- Problem to work on -
Transcribe all records exactly.

- Source records -
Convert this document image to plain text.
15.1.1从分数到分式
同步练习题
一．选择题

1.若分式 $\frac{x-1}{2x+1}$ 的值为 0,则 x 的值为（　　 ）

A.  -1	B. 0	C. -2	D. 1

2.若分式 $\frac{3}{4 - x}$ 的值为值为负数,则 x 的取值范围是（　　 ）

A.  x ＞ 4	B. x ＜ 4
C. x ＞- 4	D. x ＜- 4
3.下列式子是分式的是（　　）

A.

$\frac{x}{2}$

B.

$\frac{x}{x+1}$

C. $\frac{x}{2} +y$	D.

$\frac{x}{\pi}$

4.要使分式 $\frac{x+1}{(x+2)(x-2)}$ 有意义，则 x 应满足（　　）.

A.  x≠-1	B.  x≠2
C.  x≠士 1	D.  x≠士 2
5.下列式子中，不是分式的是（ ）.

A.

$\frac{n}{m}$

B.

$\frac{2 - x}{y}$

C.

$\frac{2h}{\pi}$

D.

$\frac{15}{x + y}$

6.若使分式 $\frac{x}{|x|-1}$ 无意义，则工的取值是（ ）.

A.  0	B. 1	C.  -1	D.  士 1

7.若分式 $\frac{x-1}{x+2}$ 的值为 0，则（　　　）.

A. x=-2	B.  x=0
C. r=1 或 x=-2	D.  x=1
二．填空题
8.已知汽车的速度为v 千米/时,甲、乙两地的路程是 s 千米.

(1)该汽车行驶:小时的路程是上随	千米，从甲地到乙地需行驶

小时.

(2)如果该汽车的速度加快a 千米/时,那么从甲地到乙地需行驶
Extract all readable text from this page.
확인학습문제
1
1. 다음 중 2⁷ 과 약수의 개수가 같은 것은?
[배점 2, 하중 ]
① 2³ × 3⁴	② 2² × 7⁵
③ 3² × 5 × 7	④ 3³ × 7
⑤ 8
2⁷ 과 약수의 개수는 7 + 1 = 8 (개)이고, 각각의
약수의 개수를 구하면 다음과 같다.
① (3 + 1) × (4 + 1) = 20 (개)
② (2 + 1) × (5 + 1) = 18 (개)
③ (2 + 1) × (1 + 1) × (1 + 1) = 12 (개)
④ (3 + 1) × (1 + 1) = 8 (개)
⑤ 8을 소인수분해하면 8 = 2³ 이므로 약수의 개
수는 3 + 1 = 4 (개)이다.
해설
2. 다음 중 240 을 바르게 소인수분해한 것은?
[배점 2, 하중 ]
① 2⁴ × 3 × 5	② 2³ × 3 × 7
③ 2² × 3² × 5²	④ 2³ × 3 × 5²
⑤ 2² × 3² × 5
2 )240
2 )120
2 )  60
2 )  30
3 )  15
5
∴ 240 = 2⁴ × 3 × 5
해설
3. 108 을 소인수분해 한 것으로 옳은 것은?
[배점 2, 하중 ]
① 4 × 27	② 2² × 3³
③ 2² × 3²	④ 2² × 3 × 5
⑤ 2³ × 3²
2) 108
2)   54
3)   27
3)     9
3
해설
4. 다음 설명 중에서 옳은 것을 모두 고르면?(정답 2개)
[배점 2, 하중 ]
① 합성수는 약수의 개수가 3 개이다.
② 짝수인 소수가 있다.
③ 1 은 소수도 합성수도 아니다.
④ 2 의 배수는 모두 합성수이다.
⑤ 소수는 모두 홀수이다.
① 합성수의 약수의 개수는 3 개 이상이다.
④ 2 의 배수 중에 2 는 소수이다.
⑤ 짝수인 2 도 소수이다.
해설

- Answer to the exercise -
Convert this document image to plain text.
15.1.1从分数到分式
同步练习题
一．选择题

1.若分式 $\frac{x-1}{2x+1}$ 的值为 0,则 x 的值为（　　 ）

A.  -1	B. 0	C. -2	D. 1

2.若分式 $\frac{3}{4 - x}$ 的值为值为负数,则 x 的取值范围是（　　 ）

A.  x ＞ 4	B. x ＜ 4
C. x ＞- 4	D. x ＜- 4
3.下列式子是分式的是（　　）

A.

$\frac{x}{2}$

B.

$\frac{x}{x+1}$

C. $\frac{x}{2} +y$	D.

$\frac{x}{\pi}$

4.要使分式 $\frac{x+1}{(x+2)(x-2)}$ 有意义，则 x 应满足（　　）.

A.  x≠-1	B.  x≠2
C.  x≠士 1	D.  x≠士 2
5.下列式子中，不是分式的是（ ）.

A.

$\frac{n}{m}$

B.

$\frac{2 - x}{y}$

C.

$\frac{2h}{\pi}$

D.

$\frac{15}{x + y}$

6.若使分式 $\frac{x}{|x|-1}$ 无意义，则工的取值是（ ）.

A.  0	B. 1	C.  -1	D.  士 1

7.若分式 $\frac{x-1}{x+2}$ 的值为 0，则（　　　）.

A. x=-2	B.  x=0
C. r=1 或 x=-2	D.  x=1
二．填空题
8.已知汽车的速度为v 千米/时,甲、乙两地的路程是 s 千米.

(1)该汽车行驶:小时的路程是上随	千米，从甲地到乙地需行驶

小时.

(2)如果该汽车的速度加快a 千米/时,那么从甲地到乙地需行驶
Extract all readable text from this page.
확인학습문제
1
1. 다음 중 2⁷ 과 약수의 개수가 같은 것은?
[배점 2, 하중 ]
① 2³ × 3⁴	② 2² × 7⁵
③ 3² × 5 × 7	④ 3³ × 7
⑤ 8
2⁷ 과 약수의 개수는 7 + 1 = 8 (개)이고, 각각의
약수의 개수를 구하면 다음과 같다.
① (3 + 1) × (4 + 1) = 20 (개)
② (2 + 1) × (5 + 1) = 18 (개)
③ (2 + 1) × (1 + 1) × (1 + 1) = 12 (개)
④ (3 + 1) × (1 + 1) = 8 (개)
⑤ 8을 소인수분해하면 8 = 2³ 이므로 약수의 개
수는 3 + 1 = 4 (개)이다.
해설
2. 다음 중 240 을 바르게 소인수분해한 것은?
[배점 2, 하중 ]
① 2⁴ × 3 × 5	② 2³ × 3 × 7
③ 2² × 3² × 5²	④ 2³ × 3 × 5²
⑤ 2² × 3² × 5
2 )240
2 )120
2 )  60
2 )  30
3 )  15
5
∴ 240 = 2⁴ × 3 × 5
해설
3. 108 을 소인수분해 한 것으로 옳은 것은?
[배점 2, 하중 ]
① 4 × 27	② 2² × 3³
③ 2² × 3²	④ 2² × 3 × 5
⑤ 2³ × 3²
2) 108
2)   54
3)   27
3)     9
3
해설
4. 다음 설명 중에서 옳은 것을 모두 고르면?(정답 2개)
[배점 2, 하중 ]
① 합성수는 약수의 개수가 3 개이다.
② 짝수인 소수가 있다.
③ 1 은 소수도 합성수도 아니다.
④ 2 의 배수는 모두 합성수이다.
⑤ 소수는 모두 홀수이다.
① 합성수의 약수의 개수는 3 개 이상이다.
④ 2 의 배수 중에 2 는 소수이다.
⑤ 짝수인 2 도 소수이다.
해설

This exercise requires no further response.